Problem: Find the string "title" in the data, then copy every line where it is found.

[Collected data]
--------------------

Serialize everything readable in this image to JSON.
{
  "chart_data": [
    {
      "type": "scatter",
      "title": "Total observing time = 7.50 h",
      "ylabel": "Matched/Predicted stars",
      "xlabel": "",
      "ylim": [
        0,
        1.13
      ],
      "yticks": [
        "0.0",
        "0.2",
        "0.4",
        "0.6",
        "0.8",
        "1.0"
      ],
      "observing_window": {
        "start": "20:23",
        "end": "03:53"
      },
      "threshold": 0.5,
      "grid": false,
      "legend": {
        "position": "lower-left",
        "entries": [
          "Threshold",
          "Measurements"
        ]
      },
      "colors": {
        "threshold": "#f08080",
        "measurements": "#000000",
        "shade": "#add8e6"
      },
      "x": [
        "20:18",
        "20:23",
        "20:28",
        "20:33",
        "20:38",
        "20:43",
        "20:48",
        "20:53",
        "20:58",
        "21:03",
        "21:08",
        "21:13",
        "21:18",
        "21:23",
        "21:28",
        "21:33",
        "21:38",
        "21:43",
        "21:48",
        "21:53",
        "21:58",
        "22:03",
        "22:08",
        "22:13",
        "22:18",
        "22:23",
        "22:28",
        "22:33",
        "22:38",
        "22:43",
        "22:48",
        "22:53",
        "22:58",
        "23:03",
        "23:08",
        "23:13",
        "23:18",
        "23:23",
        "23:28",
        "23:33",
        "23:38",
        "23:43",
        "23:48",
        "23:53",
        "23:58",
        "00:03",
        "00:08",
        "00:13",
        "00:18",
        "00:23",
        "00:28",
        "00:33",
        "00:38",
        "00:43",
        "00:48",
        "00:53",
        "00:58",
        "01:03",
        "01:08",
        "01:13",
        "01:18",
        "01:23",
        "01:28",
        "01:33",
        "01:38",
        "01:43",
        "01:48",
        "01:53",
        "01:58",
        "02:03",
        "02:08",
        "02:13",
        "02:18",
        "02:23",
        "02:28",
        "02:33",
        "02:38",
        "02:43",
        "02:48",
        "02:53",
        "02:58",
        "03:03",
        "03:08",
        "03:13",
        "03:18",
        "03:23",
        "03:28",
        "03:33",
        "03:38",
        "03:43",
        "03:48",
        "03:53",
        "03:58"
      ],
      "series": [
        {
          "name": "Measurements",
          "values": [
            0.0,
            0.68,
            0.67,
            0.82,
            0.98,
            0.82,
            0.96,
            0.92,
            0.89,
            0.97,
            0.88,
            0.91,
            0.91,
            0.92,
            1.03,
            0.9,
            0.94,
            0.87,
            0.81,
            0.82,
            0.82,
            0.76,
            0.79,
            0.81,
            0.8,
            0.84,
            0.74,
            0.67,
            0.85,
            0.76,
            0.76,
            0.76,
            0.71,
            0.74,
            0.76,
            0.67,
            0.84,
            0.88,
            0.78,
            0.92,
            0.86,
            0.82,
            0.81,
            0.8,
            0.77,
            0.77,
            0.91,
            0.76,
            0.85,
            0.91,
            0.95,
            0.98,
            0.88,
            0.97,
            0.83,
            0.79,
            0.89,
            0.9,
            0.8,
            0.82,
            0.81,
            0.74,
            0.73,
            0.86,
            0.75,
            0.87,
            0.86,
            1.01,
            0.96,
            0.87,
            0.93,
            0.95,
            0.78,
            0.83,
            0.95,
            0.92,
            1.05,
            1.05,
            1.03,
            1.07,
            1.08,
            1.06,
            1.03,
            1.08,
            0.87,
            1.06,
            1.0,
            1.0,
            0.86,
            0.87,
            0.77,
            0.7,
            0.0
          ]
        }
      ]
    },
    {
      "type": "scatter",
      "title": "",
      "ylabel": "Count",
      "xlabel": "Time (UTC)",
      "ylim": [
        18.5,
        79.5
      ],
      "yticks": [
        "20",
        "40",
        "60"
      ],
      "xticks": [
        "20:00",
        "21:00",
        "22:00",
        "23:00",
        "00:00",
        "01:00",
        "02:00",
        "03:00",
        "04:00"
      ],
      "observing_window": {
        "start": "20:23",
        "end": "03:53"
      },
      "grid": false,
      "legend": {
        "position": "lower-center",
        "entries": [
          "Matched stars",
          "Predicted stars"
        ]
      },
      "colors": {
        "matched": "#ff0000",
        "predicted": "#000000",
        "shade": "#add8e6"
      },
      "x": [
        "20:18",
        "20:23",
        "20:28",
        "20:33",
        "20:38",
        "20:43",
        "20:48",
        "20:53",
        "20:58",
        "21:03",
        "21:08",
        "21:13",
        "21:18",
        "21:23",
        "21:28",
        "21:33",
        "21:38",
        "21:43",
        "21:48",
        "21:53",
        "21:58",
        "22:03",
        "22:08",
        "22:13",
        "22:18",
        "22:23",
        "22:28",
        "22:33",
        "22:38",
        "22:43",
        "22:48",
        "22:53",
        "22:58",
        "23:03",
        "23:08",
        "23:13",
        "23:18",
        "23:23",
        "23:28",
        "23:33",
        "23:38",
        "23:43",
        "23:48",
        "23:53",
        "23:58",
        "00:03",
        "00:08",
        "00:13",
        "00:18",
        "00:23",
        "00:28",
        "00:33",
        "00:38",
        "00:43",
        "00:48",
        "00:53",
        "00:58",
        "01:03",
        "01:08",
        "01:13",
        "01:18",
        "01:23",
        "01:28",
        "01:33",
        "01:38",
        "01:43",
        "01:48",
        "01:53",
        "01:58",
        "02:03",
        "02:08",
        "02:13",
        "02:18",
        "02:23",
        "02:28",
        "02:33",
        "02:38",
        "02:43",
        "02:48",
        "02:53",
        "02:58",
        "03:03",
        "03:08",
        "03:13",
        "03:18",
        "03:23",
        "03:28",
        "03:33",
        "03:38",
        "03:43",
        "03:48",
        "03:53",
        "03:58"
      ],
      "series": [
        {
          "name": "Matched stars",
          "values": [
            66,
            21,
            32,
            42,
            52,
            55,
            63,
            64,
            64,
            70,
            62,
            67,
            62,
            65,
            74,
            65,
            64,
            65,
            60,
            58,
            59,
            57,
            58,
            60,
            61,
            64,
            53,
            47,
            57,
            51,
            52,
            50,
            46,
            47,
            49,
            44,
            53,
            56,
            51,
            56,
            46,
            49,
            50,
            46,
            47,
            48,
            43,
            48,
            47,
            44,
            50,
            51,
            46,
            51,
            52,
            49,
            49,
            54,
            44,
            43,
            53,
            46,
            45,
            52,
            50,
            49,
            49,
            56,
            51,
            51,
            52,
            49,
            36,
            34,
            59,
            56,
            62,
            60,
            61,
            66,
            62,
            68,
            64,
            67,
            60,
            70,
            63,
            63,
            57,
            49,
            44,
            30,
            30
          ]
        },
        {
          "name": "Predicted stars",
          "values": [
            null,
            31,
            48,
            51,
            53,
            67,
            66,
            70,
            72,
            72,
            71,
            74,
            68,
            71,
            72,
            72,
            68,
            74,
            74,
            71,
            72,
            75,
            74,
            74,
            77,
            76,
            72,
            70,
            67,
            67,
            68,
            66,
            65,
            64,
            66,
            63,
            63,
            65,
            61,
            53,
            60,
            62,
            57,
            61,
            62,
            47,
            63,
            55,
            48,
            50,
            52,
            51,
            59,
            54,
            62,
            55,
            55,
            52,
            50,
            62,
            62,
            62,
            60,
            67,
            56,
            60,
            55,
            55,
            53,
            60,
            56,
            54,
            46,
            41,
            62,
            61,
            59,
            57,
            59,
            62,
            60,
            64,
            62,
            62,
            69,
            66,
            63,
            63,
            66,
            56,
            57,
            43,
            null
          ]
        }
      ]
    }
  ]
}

--------------------

Task response:
      "title": "Total observing time = 7.50 h",
      "title": "",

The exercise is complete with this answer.